◆ PROBLEM STATEMENT
List each line holding the string "name".

◆ GIVEN INFORMATION
--*--
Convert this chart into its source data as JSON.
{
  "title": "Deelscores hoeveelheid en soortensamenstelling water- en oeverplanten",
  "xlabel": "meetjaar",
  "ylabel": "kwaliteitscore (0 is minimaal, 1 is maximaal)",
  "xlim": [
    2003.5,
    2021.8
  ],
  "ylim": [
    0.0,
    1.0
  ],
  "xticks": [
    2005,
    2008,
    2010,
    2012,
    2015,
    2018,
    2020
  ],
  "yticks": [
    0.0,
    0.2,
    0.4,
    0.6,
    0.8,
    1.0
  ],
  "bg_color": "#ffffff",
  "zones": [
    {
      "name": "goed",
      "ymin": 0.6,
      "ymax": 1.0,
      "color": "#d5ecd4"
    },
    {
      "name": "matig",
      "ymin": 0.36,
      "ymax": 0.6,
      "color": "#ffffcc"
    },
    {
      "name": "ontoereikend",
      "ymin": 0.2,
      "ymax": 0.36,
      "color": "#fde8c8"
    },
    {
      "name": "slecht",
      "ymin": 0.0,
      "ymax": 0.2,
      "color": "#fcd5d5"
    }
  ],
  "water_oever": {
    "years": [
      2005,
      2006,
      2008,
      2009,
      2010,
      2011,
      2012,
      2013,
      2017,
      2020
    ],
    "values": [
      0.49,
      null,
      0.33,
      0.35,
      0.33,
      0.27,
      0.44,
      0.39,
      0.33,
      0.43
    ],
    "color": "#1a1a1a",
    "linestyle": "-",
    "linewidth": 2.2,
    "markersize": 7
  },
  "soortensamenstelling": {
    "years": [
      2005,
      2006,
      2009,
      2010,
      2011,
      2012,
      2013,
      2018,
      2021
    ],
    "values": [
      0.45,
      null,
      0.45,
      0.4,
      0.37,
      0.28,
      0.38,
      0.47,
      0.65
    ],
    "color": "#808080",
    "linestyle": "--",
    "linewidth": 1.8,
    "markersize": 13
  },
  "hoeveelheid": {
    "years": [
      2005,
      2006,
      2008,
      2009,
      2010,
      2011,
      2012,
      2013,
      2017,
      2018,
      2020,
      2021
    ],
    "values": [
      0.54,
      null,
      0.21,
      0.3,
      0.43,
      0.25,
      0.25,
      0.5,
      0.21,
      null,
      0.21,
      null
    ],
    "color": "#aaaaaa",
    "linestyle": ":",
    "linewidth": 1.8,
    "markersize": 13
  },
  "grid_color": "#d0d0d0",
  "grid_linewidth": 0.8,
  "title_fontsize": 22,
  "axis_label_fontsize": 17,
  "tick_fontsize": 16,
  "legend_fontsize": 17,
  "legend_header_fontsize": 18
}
--*--
◆ THE OUTPUT
      "name": "goed",
      "name": "matig",
      "name": "ontoereikend",
      "name": "slecht",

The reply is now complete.